** Start of GIVEN INFORMATION **

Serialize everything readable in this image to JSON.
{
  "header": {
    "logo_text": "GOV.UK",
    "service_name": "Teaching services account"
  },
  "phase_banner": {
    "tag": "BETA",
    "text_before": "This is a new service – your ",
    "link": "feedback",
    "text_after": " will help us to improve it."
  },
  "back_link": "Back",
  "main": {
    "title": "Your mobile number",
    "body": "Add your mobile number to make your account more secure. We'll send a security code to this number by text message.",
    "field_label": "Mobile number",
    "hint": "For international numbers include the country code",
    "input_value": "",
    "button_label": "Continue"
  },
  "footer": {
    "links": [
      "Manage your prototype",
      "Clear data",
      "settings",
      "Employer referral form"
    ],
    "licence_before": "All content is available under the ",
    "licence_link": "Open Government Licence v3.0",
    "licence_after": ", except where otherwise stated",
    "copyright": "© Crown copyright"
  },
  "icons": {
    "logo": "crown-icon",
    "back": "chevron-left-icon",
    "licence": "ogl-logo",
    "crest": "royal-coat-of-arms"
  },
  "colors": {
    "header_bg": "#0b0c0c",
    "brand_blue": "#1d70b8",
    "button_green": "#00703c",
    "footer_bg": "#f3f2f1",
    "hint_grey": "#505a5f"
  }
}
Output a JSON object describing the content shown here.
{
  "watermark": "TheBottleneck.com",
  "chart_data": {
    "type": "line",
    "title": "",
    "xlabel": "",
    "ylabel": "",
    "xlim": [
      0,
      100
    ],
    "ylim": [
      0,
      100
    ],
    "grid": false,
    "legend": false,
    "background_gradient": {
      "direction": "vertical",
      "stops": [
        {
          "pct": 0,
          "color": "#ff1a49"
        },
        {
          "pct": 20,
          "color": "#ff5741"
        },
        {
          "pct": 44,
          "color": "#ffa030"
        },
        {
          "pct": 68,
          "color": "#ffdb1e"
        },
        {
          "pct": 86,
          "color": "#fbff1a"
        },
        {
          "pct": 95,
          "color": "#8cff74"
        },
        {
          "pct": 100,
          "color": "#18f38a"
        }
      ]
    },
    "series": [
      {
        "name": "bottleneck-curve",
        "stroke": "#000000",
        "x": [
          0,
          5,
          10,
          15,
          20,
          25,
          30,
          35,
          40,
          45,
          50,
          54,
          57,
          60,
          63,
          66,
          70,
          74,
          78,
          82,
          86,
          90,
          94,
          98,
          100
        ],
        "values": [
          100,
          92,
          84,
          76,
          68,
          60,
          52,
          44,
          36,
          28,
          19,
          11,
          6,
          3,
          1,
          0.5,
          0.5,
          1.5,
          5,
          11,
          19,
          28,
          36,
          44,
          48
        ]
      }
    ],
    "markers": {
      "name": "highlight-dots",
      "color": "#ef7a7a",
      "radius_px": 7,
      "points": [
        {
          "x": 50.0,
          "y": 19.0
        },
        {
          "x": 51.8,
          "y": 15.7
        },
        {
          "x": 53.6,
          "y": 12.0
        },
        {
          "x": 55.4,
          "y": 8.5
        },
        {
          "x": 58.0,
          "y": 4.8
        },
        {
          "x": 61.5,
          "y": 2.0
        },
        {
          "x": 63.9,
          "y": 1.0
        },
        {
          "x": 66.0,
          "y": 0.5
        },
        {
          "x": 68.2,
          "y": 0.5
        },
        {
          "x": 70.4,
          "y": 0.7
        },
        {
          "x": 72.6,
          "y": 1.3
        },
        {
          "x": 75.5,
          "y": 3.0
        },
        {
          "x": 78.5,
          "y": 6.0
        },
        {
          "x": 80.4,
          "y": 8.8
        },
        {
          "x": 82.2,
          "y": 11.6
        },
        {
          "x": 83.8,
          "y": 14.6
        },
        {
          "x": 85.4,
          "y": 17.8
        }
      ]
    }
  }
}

** End of GIVEN INFORMATION **

Retype all of the material above with every character intact.

EXERCISE RESULT »
Serialize everything readable in this image to JSON.
{
  "header": {
    "logo_text": "GOV.UK",
    "service_name": "Teaching services account"
  },
  "phase_banner": {
    "tag": "BETA",
    "text_before": "This is a new service – your ",
    "link": "feedback",
    "text_after": " will help us to improve it."
  },
  "back_link": "Back",
  "main": {
    "title": "Your mobile number",
    "body": "Add your mobile number to make your account more secure. We'll send a security code to this number by text message.",
    "field_label": "Mobile number",
    "hint": "For international numbers include the country code",
    "input_value": "",
    "button_label": "Continue"
  },
  "footer": {
    "links": [
      "Manage your prototype",
      "Clear data",
      "settings",
      "Employer referral form"
    ],
    "licence_before": "All content is available under the ",
    "licence_link": "Open Government Licence v3.0",
    "licence_after": ", except where otherwise stated",
    "copyright": "© Crown copyright"
  },
  "icons": {
    "logo": "crown-icon",
    "back": "chevron-left-icon",
    "licence": "ogl-logo",
    "crest": "royal-coat-of-arms"
  },
  "colors": {
    "header_bg": "#0b0c0c",
    "brand_blue": "#1d70b8",
    "button_green": "#00703c",
    "footer_bg": "#f3f2f1",
    "hint_grey": "#505a5f"
  }
}
Output a JSON object describing the content shown here.
{
  "watermark": "TheBottleneck.com",
  "chart_data": {
    "type": "line",
    "title": "",
    "xlabel": "",
    "ylabel": "",
    "xlim": [
      0,
      100
    ],
    "ylim": [
      0,
      100
    ],
    "grid": false,
    "legend": false,
    "background_gradient": {
      "direction": "vertical",
      "stops": [
        {
          "pct": 0,
          "color": "#ff1a49"
        },
        {
          "pct": 20,
          "color": "#ff5741"
        },
        {
          "pct": 44,
          "color": "#ffa030"
        },
        {
          "pct": 68,
          "color": "#ffdb1e"
        },
        {
          "pct": 86,
          "color": "#fbff1a"
        },
        {
          "pct": 95,
          "color": "#8cff74"
        },
        {
          "pct": 100,
          "color": "#18f38a"
        }
      ]
    },
    "series": [
      {
        "name": "bottleneck-curve",
        "stroke": "#000000",
        "x": [
          0,
          5,
          10,
          15,
          20,
          25,
          30,
          35,
          40,
          45,
          50,
          54,
          57,
          60,
          63,
          66,
          70,
          74,
          78,
          82,
          86,
          90,
          94,
          98,
          100
        ],
        "values": [
          100,
          92,
          84,
          76,
          68,
          60,
          52,
          44,
          36,
          28,
          19,
          11,
          6,
          3,
          1,
          0.5,
          0.5,
          1.5,
          5,
          11,
          19,
          28,
          36,
          44,
          48
        ]
      }
    ],
    "markers": {
      "name": "highlight-dots",
      "color": "#ef7a7a",
      "radius_px": 7,
      "points": [
        {
          "x": 50.0,
          "y": 19.0
        },
        {
          "x": 51.8,
          "y": 15.7
        },
        {
          "x": 53.6,
          "y": 12.0
        },
        {
          "x": 55.4,
          "y": 8.5
        },
        {
          "x": 58.0,
          "y": 4.8
        },
        {
          "x": 61.5,
          "y": 2.0
        },
        {
          "x": 63.9,
          "y": 1.0
        },
        {
          "x": 66.0,
          "y": 0.5
        },
        {
          "x": 68.2,
          "y": 0.5
        },
        {
          "x": 70.4,
          "y": 0.7
        },
        {
          "x": 72.6,
          "y": 1.3
        },
        {
          "x": 75.5,
          "y": 3.0
        },
        {
          "x": 78.5,
          "y": 6.0
        },
        {
          "x": 80.4,
          "y": 8.8
        },
        {
          "x": 82.2,
          "y": 11.6
        },
        {
          "x": 83.8,
          "y": 14.6
        },
        {
          "x": 85.4,
          "y": 17.8
        }
      ]
    }
  }
}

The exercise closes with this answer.